▸ **TEXT SEGMENT**:
---

27th March 2017
If Julia Osborne was a food, she would be a complex spice mix.
The Nambucca Heads based author and artist is a mix of peppery and mild, tangy and tart.
She thinks people who don’t join social media are missing out on the modern world, but she likes to live in old houses and has renovated three in order to restore their original features.
She is keen to publicise her work , but is fiercely protective about privacy.
“I don’t want to be a predator who copies people into her writing,” she said.
She travels widely, but does not own a car; has lived for years in the country but thinks of her self as a city girl.
A sharp observer, she can be very funny about some of the reactions to her work.
At one literary event, a reader of her story Dogs, said, “you must have shot dogs yourself to be able to write that”.
“I wish I’d been quick enough to say; ‘wait until I write about a murder’,” Julia said with a wicked grin.
One of her favourites was the reader of one story who complained of “foul language and explicit sex” to a puzzled Julia, who said there was actually very little sex in the piece, but one hilariously vulgar character.
“That’s terrific – can I put it on my website?”, was Julia’s response. And she did.
“I read a lot of erotic fiction which is [often] technical and boring,” said the author, who found it was fun to write sex scenes from a man’s point of view in her self-published novel Falling Glass [pub. 2002].
Teaching herself to play complicated classical pieces on the piano was her solace in dark and lonely days, but she has given away her piano because seaside Nambucca Heads was not the best climate for the century-old instrument.
Music is central to her latest work, a trio of coming-of-age novels which takes two girls through their teenage years in a country town, into the city and into adulthood.
A slow and careful writer, Julia said she changed her style to write The Midnight Pianist, intending it as a stand-alone novel for younger readers.
Two things changed her mind.
Readers told her they wanted to know what happened next and senior readers began borrowing the book, causing librarians to shift it into the adult section.
Older readers relish the 1960s setting, as well as the nostalgia of a childhood in an Australian country town.
“I hadn’t intended to write Playing with Keys,” Julia said. “I spent several months entertaining myself with writing letters in different voices.”
She found she had the bones of a sequel and Playing with Keys was published in 2016.
Readers still wanted more, so she has written a third book, Song for Emilia, which is now with the publishers and due in book shops some time this year.
“I said: all right, I’ll throw everything into it,” Julia said.
The slim books are simple but memorable. “I sweat a lot, trying to write well,” she said. “I’m a bit allergic to big, thick books.”
Many of Julia Osborne’s short stories and plays have been published in periodicals or produced on radio.
At one point she had stories in both literary quarterly Meanjin, lad’s mag Penthouse, and the Women’s Weekly at the same time.
The Midnight Pianist and Playing with Keys are available through bookshops and libraries and are also available as e-books.
Published by ETT Imprint in association with Paper Horse Design & Publishing.

---

▸ **THE DATA**:

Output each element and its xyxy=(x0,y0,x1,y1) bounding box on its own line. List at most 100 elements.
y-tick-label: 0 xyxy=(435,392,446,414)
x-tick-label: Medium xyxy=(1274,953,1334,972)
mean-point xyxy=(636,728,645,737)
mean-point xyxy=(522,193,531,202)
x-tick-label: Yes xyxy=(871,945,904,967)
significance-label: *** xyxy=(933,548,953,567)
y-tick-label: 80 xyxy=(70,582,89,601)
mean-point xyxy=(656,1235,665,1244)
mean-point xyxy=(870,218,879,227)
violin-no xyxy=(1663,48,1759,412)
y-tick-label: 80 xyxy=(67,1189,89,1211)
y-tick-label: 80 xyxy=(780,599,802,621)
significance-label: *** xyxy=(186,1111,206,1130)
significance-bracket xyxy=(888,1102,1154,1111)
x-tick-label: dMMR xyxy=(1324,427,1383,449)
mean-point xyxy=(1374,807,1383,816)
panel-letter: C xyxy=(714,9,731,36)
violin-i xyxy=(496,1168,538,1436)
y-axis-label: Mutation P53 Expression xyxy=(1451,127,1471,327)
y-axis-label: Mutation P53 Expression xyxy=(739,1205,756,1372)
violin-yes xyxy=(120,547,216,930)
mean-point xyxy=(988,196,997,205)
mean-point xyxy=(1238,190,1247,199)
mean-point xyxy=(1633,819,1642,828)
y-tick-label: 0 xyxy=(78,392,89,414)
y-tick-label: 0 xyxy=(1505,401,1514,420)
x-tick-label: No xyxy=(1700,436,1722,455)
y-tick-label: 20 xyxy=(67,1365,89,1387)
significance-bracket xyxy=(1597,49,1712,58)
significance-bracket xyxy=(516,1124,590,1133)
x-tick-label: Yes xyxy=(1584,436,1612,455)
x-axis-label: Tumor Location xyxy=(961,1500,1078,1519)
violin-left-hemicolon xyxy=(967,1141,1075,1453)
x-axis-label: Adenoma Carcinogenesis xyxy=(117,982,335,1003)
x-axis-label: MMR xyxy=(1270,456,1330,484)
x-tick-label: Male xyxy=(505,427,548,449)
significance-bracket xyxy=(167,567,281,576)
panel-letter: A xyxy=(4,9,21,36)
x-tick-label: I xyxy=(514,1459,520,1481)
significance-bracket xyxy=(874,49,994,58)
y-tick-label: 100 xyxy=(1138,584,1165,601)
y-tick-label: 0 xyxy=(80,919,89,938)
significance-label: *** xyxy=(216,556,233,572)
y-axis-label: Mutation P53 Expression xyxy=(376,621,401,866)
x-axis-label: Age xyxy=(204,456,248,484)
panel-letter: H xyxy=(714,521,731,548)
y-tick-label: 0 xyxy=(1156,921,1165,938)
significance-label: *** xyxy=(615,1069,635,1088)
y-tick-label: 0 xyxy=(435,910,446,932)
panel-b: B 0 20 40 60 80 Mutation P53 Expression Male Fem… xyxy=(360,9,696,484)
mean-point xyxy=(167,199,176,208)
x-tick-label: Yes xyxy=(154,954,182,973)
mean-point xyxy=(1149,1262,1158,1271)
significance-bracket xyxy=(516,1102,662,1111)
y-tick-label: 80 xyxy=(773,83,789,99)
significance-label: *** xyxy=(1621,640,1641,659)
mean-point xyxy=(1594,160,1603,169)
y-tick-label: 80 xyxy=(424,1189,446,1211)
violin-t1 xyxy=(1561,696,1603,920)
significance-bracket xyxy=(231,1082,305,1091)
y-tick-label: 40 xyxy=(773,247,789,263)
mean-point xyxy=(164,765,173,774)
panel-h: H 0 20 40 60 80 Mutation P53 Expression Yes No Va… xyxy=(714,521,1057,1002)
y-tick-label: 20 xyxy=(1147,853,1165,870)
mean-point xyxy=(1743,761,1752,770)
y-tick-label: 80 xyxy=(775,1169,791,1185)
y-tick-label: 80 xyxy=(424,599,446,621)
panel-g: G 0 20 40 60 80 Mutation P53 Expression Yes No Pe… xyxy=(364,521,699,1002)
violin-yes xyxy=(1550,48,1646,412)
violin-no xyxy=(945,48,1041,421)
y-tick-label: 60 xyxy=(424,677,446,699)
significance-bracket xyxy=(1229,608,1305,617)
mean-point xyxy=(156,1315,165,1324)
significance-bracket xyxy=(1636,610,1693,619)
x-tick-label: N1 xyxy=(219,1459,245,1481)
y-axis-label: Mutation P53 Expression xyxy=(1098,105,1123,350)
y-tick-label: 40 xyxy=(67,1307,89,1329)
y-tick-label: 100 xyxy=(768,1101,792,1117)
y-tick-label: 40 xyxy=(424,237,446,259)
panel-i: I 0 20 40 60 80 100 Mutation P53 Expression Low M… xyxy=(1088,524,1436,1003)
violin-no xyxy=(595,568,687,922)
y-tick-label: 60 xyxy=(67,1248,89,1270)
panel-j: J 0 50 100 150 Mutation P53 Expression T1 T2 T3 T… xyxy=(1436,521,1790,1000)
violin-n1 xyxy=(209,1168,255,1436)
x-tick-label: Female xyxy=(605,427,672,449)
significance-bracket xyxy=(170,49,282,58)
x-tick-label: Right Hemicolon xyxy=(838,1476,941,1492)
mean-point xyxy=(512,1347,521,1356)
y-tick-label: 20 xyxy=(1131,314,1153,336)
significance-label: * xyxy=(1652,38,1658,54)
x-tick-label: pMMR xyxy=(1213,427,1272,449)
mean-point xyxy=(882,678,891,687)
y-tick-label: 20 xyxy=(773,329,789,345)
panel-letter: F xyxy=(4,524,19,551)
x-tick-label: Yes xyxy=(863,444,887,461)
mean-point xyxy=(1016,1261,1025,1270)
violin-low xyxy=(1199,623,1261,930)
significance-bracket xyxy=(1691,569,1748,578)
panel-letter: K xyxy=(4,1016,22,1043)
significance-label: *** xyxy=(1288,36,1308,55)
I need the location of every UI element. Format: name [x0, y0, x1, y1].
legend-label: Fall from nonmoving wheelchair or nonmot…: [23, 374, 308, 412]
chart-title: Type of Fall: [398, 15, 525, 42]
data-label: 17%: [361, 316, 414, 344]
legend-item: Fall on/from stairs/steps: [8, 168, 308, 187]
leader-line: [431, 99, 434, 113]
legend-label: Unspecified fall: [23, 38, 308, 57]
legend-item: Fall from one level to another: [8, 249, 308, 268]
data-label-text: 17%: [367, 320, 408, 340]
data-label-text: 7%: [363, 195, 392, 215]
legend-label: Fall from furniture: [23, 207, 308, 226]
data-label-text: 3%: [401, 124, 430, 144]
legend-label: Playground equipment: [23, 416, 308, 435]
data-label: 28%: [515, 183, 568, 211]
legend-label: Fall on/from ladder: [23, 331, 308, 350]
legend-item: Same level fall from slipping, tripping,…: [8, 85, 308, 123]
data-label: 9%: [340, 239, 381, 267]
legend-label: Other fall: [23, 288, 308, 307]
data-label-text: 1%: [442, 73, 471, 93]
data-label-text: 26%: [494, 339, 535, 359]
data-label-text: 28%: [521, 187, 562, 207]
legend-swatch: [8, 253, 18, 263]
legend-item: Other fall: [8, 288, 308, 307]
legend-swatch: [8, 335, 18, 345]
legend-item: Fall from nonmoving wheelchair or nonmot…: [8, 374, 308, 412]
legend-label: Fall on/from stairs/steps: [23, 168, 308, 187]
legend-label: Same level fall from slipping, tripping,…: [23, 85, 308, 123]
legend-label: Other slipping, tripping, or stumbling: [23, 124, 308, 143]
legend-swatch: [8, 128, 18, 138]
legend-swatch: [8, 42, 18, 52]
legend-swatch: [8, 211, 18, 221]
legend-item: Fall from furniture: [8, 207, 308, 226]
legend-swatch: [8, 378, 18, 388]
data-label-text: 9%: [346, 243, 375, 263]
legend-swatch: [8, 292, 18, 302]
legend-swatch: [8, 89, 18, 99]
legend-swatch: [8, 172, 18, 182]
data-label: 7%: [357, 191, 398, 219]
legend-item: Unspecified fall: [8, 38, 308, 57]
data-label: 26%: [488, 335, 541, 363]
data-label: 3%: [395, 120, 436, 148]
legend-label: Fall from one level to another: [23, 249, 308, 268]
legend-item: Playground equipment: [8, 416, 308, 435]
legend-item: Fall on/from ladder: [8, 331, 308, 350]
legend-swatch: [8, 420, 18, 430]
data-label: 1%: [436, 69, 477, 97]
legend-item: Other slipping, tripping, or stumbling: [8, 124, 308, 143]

---

▸ **DIRECTIONS**:
**1.** According to the Julia Osborne profile, why did she give away her piano?
**2.** For each statement, say whether it agrees with the Julia Osborne profile: (a) Julia Osborne owns a car. (b) Playing with Keys was published in 2016. (c) Librarians moved The Midnight Pianist into the adult section.
The entries are not used for anything here.

▸ **EXPECTED RESPONSES**:
**1.** Seaside Nambucca Heads was not the best climate for the century-old instrument.

**2.**
(a) No: "does not own a car"
(b) Yes: "Playing with Keys was published in 2016"
(c) Yes: "causing librarians to shift it into the adult section"